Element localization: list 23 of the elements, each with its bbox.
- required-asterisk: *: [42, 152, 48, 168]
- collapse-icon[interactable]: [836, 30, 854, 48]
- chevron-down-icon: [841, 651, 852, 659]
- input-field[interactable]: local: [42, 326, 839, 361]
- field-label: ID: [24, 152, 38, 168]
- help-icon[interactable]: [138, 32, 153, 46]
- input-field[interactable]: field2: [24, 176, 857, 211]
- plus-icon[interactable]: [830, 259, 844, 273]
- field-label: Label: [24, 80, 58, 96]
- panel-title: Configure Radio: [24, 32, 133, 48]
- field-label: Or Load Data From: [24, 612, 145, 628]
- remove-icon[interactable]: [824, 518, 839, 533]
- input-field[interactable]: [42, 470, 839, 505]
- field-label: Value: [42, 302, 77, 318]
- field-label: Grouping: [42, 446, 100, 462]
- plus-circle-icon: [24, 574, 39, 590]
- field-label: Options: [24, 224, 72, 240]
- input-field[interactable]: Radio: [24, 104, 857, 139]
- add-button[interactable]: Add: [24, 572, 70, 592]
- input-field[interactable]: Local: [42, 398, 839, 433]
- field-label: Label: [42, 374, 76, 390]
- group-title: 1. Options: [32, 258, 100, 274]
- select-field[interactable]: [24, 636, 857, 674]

━━━━━━

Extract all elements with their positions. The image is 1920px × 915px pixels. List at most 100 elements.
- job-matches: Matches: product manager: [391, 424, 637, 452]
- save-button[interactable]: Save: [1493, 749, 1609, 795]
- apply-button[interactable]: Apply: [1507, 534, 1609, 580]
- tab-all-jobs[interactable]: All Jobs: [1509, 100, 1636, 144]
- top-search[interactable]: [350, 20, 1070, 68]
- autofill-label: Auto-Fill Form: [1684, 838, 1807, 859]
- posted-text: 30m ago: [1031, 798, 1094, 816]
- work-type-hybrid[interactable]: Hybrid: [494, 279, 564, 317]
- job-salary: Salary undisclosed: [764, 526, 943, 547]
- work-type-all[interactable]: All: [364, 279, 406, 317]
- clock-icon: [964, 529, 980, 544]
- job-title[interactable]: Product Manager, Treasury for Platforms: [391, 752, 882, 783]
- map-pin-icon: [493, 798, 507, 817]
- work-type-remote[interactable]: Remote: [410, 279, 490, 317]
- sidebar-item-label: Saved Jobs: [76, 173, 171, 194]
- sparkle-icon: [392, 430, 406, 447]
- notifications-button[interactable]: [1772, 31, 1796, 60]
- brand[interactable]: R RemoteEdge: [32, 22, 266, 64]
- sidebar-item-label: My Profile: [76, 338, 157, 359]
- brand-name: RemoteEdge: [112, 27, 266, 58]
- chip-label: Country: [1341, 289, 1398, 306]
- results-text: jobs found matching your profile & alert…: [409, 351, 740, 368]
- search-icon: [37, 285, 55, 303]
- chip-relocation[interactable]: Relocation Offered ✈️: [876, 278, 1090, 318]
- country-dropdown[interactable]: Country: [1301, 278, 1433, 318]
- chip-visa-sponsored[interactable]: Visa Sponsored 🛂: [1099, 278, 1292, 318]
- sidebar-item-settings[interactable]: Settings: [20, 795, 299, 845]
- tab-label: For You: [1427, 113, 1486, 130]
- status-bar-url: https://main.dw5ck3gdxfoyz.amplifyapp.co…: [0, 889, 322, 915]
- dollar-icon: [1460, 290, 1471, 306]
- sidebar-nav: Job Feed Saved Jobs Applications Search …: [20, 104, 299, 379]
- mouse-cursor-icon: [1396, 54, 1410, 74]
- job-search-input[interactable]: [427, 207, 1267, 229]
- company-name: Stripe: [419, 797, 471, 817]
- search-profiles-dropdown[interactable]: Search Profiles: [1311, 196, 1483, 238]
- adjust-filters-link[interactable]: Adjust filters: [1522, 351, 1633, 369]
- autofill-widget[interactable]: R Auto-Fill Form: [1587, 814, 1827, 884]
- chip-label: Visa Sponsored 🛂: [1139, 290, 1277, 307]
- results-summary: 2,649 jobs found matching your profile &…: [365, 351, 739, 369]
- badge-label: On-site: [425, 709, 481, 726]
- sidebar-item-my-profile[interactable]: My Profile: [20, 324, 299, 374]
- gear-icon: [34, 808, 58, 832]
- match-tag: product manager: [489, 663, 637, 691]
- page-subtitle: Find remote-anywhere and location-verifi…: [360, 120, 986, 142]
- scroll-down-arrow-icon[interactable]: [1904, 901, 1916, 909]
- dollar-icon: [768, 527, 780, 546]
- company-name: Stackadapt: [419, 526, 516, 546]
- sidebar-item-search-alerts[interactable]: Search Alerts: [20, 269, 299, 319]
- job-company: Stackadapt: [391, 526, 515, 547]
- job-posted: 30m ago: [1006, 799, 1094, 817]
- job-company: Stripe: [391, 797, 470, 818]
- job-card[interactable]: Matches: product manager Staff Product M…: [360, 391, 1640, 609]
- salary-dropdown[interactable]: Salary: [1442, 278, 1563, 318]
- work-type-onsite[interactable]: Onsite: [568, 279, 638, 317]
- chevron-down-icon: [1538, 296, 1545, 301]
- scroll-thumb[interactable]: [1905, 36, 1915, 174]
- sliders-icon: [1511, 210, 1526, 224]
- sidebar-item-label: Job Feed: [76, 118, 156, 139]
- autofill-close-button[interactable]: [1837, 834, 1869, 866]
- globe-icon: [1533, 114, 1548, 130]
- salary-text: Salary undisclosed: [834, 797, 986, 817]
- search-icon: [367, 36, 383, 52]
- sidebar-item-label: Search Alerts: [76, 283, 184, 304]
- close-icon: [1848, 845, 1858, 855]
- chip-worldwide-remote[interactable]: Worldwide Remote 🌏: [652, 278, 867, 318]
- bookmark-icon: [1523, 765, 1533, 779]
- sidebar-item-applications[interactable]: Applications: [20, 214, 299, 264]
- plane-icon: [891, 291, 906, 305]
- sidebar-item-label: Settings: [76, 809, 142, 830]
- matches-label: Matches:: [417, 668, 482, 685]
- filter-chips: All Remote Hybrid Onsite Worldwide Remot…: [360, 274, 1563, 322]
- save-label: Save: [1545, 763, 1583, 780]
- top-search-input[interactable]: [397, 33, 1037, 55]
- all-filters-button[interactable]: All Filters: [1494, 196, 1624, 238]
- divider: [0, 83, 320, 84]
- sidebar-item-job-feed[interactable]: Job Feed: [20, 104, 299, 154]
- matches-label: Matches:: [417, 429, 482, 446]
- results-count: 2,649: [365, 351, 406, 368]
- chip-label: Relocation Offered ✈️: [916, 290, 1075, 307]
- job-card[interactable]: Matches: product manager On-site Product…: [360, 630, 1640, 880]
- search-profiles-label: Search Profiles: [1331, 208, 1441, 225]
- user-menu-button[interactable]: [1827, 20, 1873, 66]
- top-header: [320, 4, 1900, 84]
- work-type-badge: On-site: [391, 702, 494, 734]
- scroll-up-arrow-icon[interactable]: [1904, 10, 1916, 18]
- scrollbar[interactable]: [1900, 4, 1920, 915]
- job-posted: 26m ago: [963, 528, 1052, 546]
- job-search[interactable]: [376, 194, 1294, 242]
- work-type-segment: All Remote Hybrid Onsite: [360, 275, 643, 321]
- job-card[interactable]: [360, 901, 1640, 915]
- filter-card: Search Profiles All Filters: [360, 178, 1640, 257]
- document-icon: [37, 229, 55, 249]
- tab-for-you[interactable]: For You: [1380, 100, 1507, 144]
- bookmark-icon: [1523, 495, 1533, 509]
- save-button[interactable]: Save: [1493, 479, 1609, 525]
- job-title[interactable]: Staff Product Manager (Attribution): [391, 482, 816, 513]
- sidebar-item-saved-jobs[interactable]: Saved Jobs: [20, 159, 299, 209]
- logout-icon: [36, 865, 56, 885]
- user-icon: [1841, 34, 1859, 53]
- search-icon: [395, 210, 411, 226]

━━━━━━

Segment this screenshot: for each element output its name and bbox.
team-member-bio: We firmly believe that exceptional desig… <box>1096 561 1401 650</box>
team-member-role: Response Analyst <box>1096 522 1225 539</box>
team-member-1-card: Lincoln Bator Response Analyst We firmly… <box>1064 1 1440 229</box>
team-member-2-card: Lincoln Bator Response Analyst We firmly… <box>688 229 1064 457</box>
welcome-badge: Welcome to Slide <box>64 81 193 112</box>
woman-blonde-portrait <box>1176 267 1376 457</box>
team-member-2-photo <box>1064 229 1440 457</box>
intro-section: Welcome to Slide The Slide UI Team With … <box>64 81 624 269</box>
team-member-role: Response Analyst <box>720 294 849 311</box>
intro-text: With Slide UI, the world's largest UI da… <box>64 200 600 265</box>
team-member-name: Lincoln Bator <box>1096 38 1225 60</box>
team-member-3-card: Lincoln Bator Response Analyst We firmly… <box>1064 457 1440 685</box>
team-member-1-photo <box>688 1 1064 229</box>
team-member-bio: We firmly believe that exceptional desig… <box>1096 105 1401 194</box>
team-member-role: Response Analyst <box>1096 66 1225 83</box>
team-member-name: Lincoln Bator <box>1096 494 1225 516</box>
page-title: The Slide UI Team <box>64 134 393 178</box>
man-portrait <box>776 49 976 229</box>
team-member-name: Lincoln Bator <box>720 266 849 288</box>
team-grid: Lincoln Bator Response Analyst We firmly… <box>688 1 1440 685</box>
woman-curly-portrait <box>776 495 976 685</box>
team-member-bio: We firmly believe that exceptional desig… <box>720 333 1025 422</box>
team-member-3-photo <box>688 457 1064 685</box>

━━━━━━

» Given request: Output the items above, starting at the line that contains "Element localization: list" and ending at the line that contains "- select-field[interactable]: [24, 636, 857, 674]", and reproduce each line verbatim.

» Full output:
Element localization: list 23 of the elements, each with its bbox.
- required-asterisk: *: [42, 152, 48, 168]
- collapse-icon[interactable]: [836, 30, 854, 48]
- chevron-down-icon: [841, 651, 852, 659]
- input-field[interactable]: local: [42, 326, 839, 361]
- field-label: ID: [24, 152, 38, 168]
- help-icon[interactable]: [138, 32, 153, 46]
- input-field[interactable]: field2: [24, 176, 857, 211]
- plus-icon[interactable]: [830, 259, 844, 273]
- field-label: Label: [24, 80, 58, 96]
- panel-title: Configure Radio: [24, 32, 133, 48]
- field-label: Or Load Data From: [24, 612, 145, 628]
- remove-icon[interactable]: [824, 518, 839, 533]
- input-field[interactable]: [42, 470, 839, 505]
- field-label: Value: [42, 302, 77, 318]
- field-label: Grouping: [42, 446, 100, 462]
- plus-circle-icon: [24, 574, 39, 590]
- field-label: Options: [24, 224, 72, 240]
- input-field[interactable]: Radio: [24, 104, 857, 139]
- add-button[interactable]: Add: [24, 572, 70, 592]
- input-field[interactable]: Local: [42, 398, 839, 433]
- field-label: Label: [42, 374, 76, 390]
- group-title: 1. Options: [32, 258, 100, 274]
- select-field[interactable]: [24, 636, 857, 674]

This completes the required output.